:: Prompt ::
Wherever a line holds the string "efficiency", copy that line.

--- begin Data for the task ---

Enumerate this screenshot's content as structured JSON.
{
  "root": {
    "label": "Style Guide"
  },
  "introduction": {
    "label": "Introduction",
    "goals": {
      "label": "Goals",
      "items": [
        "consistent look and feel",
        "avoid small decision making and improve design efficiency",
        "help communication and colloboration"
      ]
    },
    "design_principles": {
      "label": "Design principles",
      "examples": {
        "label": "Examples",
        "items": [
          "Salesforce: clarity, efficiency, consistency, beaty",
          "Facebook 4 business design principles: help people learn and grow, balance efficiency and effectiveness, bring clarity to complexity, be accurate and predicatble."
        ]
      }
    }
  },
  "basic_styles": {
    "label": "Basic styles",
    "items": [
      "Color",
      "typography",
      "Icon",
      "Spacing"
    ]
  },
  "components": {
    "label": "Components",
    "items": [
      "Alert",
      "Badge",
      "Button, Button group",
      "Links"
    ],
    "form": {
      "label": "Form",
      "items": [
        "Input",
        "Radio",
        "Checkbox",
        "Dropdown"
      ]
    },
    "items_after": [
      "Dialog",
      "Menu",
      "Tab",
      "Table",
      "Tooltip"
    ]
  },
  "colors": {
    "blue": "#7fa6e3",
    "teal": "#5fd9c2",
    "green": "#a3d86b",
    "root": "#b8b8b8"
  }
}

--- end Data for the task ---

:: Solution for this exercise ::
        "avoid small decision making and improve design efficiency",
          "Salesforce: clarity, efficiency, consistency, beaty",
          "Facebook 4 business design principles: help people learn and grow, balance efficiency and effectiveness, bring clarity to complexity, be accurate and predicatble."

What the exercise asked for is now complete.